> **Work required**
All lines holding the string "this" are to be shown.

> **Data excerpts**
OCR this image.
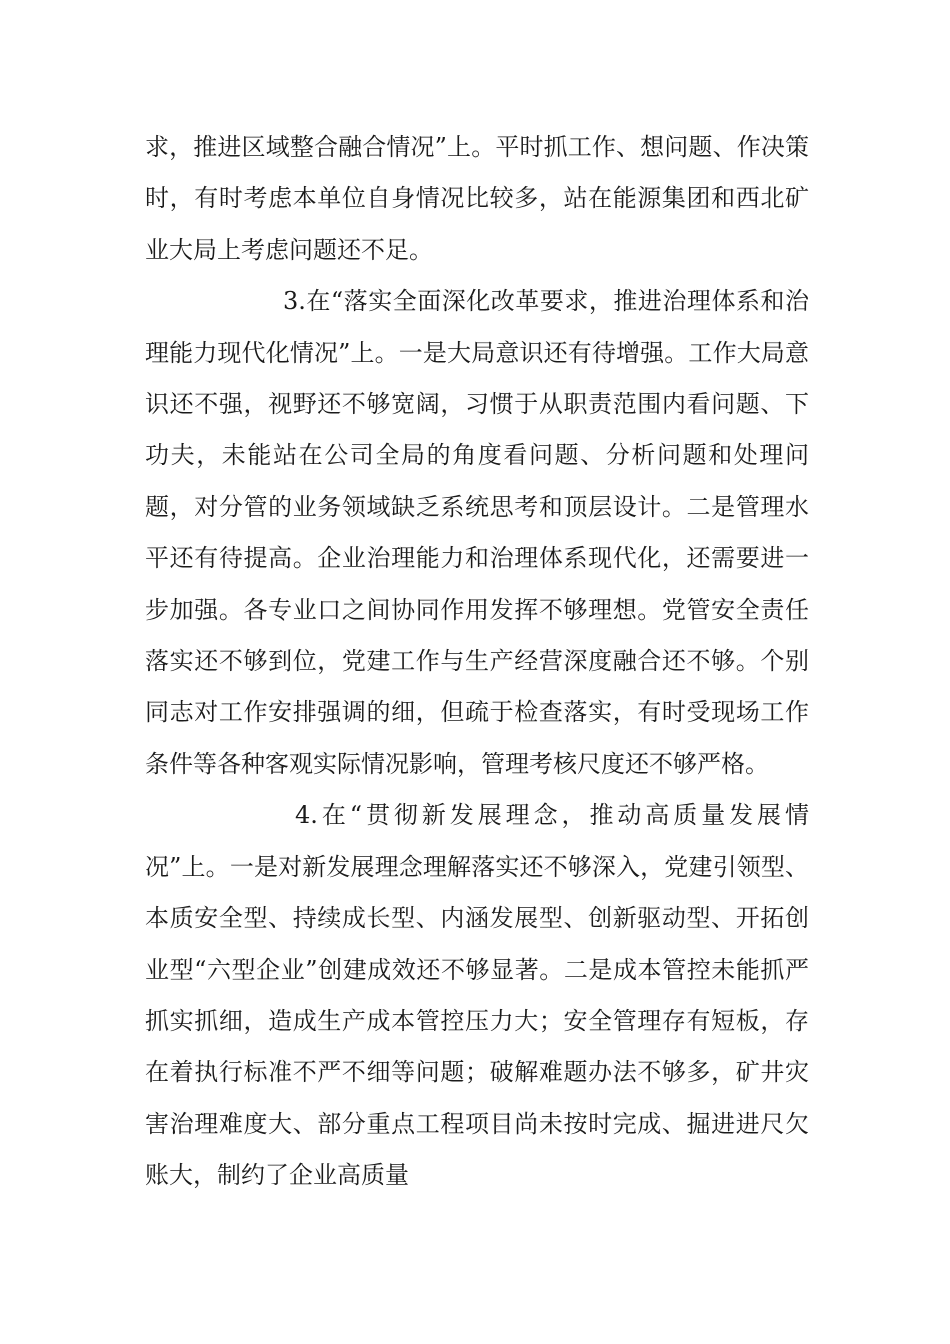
求，推进区域整合融合情况”上。平时抓工作、想问题、作决策时，有时考虑本单位自身情况比较多，站在能源集团和西北矿业大局上考虑问题还不足。

3.在“落实全面深化改革要求，推进治理体系和治理能力现代化情况”上。一是大局意识还有待增强。工作大局意识还不强，视野还不够宽阔，习惯于从职责范围内看问题、下功夫，未能站在公司全局的角度看问题、分析问题和处理问题，对分管的业务领域缺乏系统思考和顶层设计。二是管理水平还有待提高。企业治理能力和治理体系现代化，还需要进一步加强。各专业口之间协同作用发挥不够理想。党管安全责任落实还不够到位，党建工作与生产经营深度融合还不够。个别同志对工作安排强调的细，但疏于检查落实，有时受现场工作条件等各种客观实际情况影响，管理考核尺度还不够严格。

4.在“贯彻新发展理念，推动高质量发展情况”上。一是对新发展理念理解落实还不够深入，党建引领型、本质安全型、持续成长型、内涵发展型、创新驱动型、开拓创业型“六型企业”创建成效还不够显著。二是成本管控未能抓严抓实抓细，造成生产成本管控压力大；安全管理存有短板，存在着执行标准不严不细等问题；破解难题办法不够多，矿井灾害治理难度大、部分重点工程项目尚未按时完成、掘进进尺欠账大，制约了企业高质量
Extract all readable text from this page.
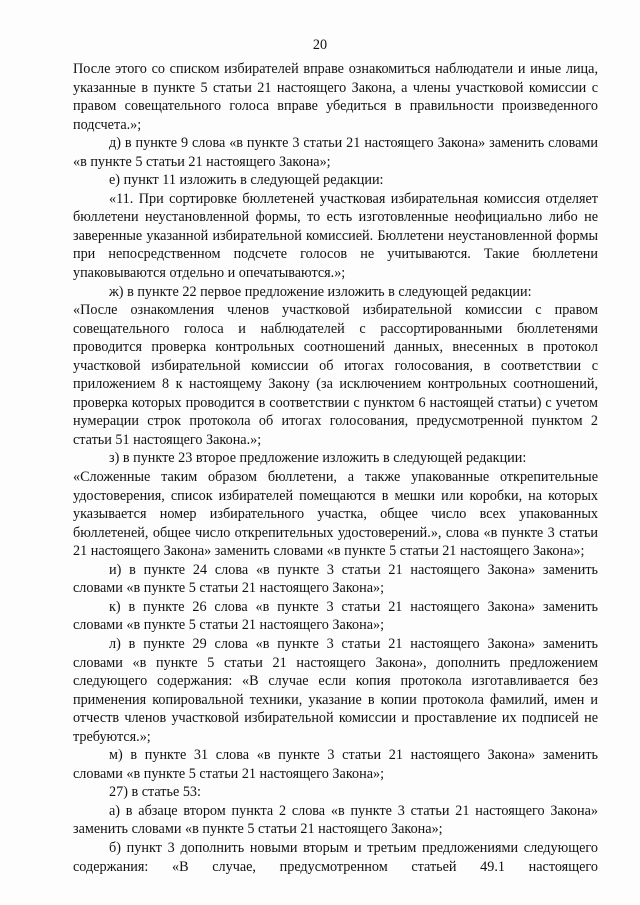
20

После этого со списком избирателей вправе ознакомиться наблюдатели и иные лица, указанные в пункте 5 статьи 21 настоящего Закона, а члены участковой комиссии с правом совещательного голоса вправе убедиться в правильности произведенного подсчета.»;

д) в пункте 9 слова «в пункте 3 статьи 21 настоящего Закона» заменить словами «в пункте 5 статьи 21 настоящего Закона»;

е) пункт 11 изложить в следующей редакции:

«11. При сортировке бюллетеней участковая избирательная комиссия отделяет бюллетени неустановленной формы, то есть изготовленные неофициально либо не заверенные указанной избирательной комиссией. Бюллетени неустановленной формы при непосредственном подсчете голосов не учитываются. Такие бюллетени упаковываются отдельно и опечатываются.»;

ж) в пункте 22 первое предложение изложить в следующей редакции:

«После ознакомления членов участковой избирательной комиссии с правом совещательного голоса и наблюдателей с рассортированными бюллетенями проводится проверка контрольных соотношений данных, внесенных в протокол участковой избирательной комиссии об итогах голосования, в соответствии с приложением 8 к настоящему Закону (за исключением контрольных соотношений, проверка которых проводится в соответствии с пунктом 6 настоящей статьи) с учетом нумерации строк протокола об итогах голосования, предусмотренной пунктом 2 статьи 51 настоящего Закона.»;

з) в пункте 23 второе предложение изложить в следующей редакции:

«Сложенные таким образом бюллетени, а также упакованные открепительные удостоверения, список избирателей помещаются в мешки или коробки, на которых указывается номер избирательного участка, общее число всех упакованных бюллетеней, общее число открепительных удостоверений.», слова «в пункте 3 статьи 21 настоящего Закона» заменить словами «в пункте 5 статьи 21 настоящего Закона»;

и) в пункте 24 слова «в пункте 3 статьи 21 настоящего Закона» заменить словами «в пункте 5 статьи 21 настоящего Закона»;

к) в пункте 26 слова «в пункте 3 статьи 21 настоящего Закона» заменить словами «в пункте 5 статьи 21 настоящего Закона»;

л) в пункте 29 слова «в пункте 3 статьи 21 настоящего Закона» заменить словами «в пункте 5 статьи 21 настоящего Закона», дополнить предложением следующего содержания: «В случае если копия протокола изготавливается без применения копировальной техники, указание в копии протокола фамилий, имен и отчеств членов участковой избирательной комиссии и проставление их подписей не требуются.»;

м) в пункте 31 слова «в пункте 3 статьи 21 настоящего Закона» заменить словами «в пункте 5 статьи 21 настоящего Закона»;

27) в статье 53:

а) в абзаце втором пункта 2 слова «в пункте 3 статьи 21 настоящего Закона» заменить словами «в пункте 5 статьи 21 настоящего Закона»;

б) пункт 3 дополнить новыми вторым и третьим предложениями следующего содержания: «В случае, предусмотренном статьей 49.1 настоящего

> **Complete answer**
OCR this image.
Extract all readable text from this page.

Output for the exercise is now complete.